■ Exercise
Find every line below that contains the word "Wards" and copy each one in full. Case counts.

■ Saved entries

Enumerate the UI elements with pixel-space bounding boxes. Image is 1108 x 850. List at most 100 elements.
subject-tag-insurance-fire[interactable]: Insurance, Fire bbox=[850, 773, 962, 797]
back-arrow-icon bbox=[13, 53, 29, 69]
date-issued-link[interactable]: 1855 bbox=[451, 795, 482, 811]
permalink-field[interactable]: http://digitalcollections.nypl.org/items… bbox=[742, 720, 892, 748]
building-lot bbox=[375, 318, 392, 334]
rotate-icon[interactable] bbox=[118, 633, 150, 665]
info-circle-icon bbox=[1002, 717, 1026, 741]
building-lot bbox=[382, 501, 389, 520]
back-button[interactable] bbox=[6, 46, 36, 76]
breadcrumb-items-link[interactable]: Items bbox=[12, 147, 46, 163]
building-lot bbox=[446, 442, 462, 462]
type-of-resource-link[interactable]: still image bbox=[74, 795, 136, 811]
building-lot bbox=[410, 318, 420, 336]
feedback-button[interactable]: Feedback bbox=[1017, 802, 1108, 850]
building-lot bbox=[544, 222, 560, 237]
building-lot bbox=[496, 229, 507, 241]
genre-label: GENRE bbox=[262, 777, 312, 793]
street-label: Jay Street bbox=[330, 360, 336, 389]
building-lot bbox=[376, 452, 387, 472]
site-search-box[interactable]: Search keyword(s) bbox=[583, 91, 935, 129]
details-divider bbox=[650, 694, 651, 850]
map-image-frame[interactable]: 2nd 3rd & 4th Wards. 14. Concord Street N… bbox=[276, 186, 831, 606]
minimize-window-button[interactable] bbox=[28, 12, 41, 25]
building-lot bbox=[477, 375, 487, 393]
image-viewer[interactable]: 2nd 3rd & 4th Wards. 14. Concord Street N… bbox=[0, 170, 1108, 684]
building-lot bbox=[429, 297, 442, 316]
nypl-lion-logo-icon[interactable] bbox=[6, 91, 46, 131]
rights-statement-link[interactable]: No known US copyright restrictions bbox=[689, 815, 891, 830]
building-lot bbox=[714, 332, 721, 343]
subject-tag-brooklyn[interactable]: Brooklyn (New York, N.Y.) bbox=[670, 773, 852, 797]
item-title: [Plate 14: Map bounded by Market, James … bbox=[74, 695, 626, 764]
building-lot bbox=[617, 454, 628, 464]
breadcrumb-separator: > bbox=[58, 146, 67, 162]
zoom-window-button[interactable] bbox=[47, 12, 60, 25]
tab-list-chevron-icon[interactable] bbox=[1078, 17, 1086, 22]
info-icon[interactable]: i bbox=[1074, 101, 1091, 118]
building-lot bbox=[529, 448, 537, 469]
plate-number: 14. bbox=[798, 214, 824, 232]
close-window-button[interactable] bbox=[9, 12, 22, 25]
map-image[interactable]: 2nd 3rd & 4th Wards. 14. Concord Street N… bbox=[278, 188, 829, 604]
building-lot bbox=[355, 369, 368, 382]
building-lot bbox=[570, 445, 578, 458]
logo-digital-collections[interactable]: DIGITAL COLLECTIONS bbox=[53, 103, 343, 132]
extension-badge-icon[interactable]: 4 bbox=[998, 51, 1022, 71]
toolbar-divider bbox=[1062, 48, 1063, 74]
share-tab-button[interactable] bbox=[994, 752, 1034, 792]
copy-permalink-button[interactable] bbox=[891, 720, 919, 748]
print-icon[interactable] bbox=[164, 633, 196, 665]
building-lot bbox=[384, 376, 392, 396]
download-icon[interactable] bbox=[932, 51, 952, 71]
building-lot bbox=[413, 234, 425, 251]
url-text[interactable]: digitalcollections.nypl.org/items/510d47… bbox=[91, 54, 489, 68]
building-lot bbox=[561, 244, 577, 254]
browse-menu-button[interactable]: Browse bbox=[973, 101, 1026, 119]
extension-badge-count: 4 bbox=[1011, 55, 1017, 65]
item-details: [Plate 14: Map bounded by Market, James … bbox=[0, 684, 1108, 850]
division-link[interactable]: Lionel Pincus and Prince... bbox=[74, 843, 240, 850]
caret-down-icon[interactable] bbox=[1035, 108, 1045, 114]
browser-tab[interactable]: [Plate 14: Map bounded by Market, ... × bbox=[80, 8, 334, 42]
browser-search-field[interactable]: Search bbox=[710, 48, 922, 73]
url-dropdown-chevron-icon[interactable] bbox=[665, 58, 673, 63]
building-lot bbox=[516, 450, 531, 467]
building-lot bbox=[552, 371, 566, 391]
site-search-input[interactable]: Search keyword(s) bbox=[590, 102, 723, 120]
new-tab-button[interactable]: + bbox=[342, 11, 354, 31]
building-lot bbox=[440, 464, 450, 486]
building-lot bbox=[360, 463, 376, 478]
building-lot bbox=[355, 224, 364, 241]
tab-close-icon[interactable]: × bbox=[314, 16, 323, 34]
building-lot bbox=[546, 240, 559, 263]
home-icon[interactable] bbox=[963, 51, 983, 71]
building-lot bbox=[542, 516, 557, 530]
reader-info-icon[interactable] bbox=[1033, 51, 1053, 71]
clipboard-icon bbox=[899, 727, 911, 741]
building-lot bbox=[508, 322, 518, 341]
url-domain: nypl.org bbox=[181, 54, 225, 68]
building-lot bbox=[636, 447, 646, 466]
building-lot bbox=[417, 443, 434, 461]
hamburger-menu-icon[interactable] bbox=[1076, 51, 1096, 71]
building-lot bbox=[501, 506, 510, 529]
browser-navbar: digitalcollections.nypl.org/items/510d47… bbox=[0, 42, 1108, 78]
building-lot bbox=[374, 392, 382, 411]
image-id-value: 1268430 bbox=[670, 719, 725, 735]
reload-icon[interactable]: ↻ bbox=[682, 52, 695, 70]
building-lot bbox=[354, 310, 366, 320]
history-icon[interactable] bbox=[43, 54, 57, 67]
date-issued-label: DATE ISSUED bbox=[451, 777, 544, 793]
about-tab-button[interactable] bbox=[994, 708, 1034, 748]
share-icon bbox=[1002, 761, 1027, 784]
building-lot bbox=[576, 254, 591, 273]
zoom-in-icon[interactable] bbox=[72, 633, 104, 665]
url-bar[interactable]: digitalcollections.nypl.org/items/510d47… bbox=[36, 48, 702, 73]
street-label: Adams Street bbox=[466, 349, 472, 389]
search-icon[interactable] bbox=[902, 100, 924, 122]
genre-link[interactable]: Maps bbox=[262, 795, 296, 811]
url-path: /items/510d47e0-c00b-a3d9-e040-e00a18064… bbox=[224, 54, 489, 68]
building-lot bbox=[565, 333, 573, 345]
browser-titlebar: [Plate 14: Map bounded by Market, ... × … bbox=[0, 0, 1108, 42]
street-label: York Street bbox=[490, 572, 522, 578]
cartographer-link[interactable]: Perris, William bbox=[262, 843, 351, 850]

■ Expected answer
map-image-frame[interactable]: 2nd 3rd & 4th Wards. 14. Concord Street N… bbox=[276, 186, 831, 606]
image-viewer[interactable]: 2nd 3rd & 4th Wards. 14. Concord Street N… bbox=[0, 170, 1108, 684]
map-image[interactable]: 2nd 3rd & 4th Wards. 14. Concord Street N… bbox=[278, 188, 829, 604]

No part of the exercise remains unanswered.